Stated problem: Return all lines that include the string "none".

Available data:
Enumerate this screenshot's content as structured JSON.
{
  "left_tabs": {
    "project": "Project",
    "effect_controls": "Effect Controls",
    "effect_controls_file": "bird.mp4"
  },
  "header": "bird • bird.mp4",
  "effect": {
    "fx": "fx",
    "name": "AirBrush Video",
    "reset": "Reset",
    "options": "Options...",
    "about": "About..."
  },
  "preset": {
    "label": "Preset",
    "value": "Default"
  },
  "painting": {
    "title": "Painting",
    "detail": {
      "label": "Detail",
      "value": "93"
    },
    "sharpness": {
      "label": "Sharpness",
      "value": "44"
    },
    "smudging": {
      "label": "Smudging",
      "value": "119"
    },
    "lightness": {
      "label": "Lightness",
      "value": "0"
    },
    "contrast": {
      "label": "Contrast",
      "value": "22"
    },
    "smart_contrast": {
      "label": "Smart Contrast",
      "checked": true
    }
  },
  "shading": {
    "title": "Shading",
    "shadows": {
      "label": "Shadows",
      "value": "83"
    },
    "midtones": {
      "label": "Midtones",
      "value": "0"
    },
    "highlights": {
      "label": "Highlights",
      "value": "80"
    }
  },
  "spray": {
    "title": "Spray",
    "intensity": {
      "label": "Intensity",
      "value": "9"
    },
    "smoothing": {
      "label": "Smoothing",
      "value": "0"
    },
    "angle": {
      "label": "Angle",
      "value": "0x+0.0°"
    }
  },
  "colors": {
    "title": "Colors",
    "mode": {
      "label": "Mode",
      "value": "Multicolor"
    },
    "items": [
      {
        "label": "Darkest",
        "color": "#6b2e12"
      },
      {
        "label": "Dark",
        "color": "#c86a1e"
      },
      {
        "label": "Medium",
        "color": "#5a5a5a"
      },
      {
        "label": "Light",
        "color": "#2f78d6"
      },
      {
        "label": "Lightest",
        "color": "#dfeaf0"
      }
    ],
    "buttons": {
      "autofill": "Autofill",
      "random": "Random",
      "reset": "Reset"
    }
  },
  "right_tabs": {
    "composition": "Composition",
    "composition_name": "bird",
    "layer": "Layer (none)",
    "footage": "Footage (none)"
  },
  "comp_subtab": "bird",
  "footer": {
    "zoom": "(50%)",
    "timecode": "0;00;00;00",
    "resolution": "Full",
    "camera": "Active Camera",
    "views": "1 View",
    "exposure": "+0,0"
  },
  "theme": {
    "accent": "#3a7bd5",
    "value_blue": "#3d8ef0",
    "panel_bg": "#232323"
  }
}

Final answer:
    "layer": "Layer (none)",
    "footage": "Footage (none)"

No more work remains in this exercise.